> WHAT THE TASK ASKS
Reproduce the records. Keep every word exact and include no images.
* Begin DATA SUPPLIED *
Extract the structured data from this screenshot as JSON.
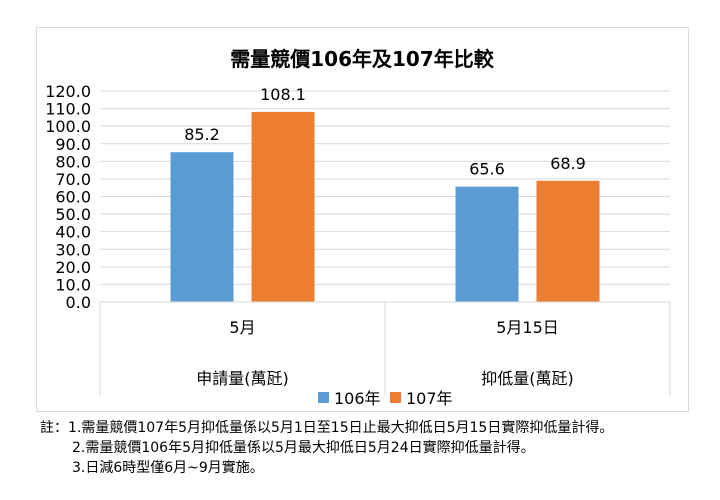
{
  "chart_data": {
    "type": "bar",
    "title": "需量競價106年及107年比較",
    "categories": [
      "5月",
      "5月15日"
    ],
    "group_labels": [
      "申請量(萬瓩)",
      "抑低量(萬瓩)"
    ],
    "series": [
      {
        "name": "106年",
        "values": [
          85.2,
          65.6
        ],
        "labels": [
          "85.2",
          "65.6"
        ],
        "color": "#5b9bd5"
      },
      {
        "name": "107年",
        "values": [
          108.1,
          68.9
        ],
        "labels": [
          "108.1",
          "68.9"
        ],
        "color": "#ed7d31"
      }
    ],
    "yticks": [
      "0.0",
      "10.0",
      "20.0",
      "30.0",
      "40.0",
      "50.0",
      "60.0",
      "70.0",
      "80.0",
      "90.0",
      "100.0",
      "110.0",
      "120.0"
    ],
    "ylim": [
      0,
      120
    ],
    "grid": true,
    "legend": "bottom"
  },
  "notes": {
    "prefix": "註：",
    "items": [
      "1.需量競價107年5月抑低量係以5月1日至15日止最大抑低日5月15日實際抑低量計得。",
      "2.需量競價106年5月抑低量係以5月最大抑低日5月24日實際抑低量計得。",
      "3.日減6時型僅6月~9月實施。"
    ]
  }
}
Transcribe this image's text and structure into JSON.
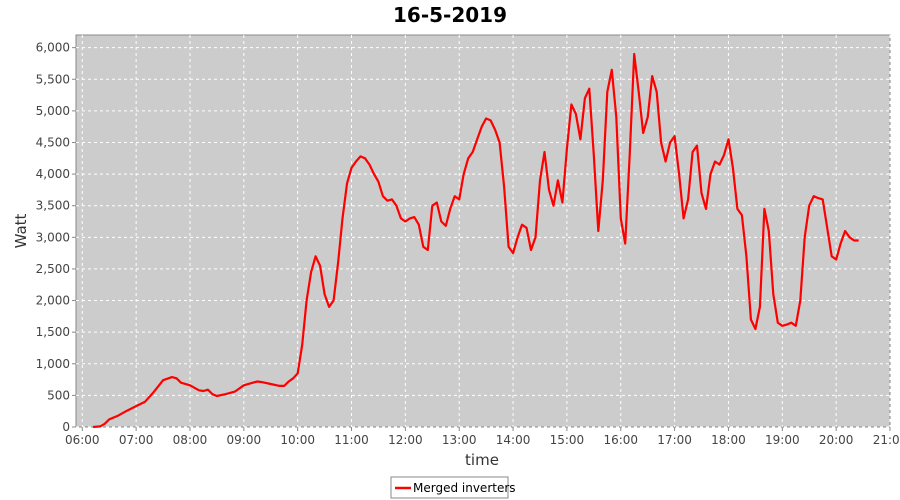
* End DATA SUPPLIED *
> RESULT
Extract the structured data from this screenshot as JSON.
{
  "chart_data": {
    "type": "bar",
    "title": "需量競價106年及107年比較",
    "categories": [
      "5月",
      "5月15日"
    ],
    "group_labels": [
      "申請量(萬瓩)",
      "抑低量(萬瓩)"
    ],
    "series": [
      {
        "name": "106年",
        "values": [
          85.2,
          65.6
        ],
        "labels": [
          "85.2",
          "65.6"
        ],
        "color": "#5b9bd5"
      },
      {
        "name": "107年",
        "values": [
          108.1,
          68.9
        ],
        "labels": [
          "108.1",
          "68.9"
        ],
        "color": "#ed7d31"
      }
    ],
    "yticks": [
      "0.0",
      "10.0",
      "20.0",
      "30.0",
      "40.0",
      "50.0",
      "60.0",
      "70.0",
      "80.0",
      "90.0",
      "100.0",
      "110.0",
      "120.0"
    ],
    "ylim": [
      0,
      120
    ],
    "grid": true,
    "legend": "bottom"
  },
  "notes": {
    "prefix": "註：",
    "items": [
      "1.需量競價107年5月抑低量係以5月1日至15日止最大抑低日5月15日實際抑低量計得。",
      "2.需量競價106年5月抑低量係以5月最大抑低日5月24日實際抑低量計得。",
      "3.日減6時型僅6月~9月實施。"
    ]
  }
}
Transcribe this image's text and structure into JSON.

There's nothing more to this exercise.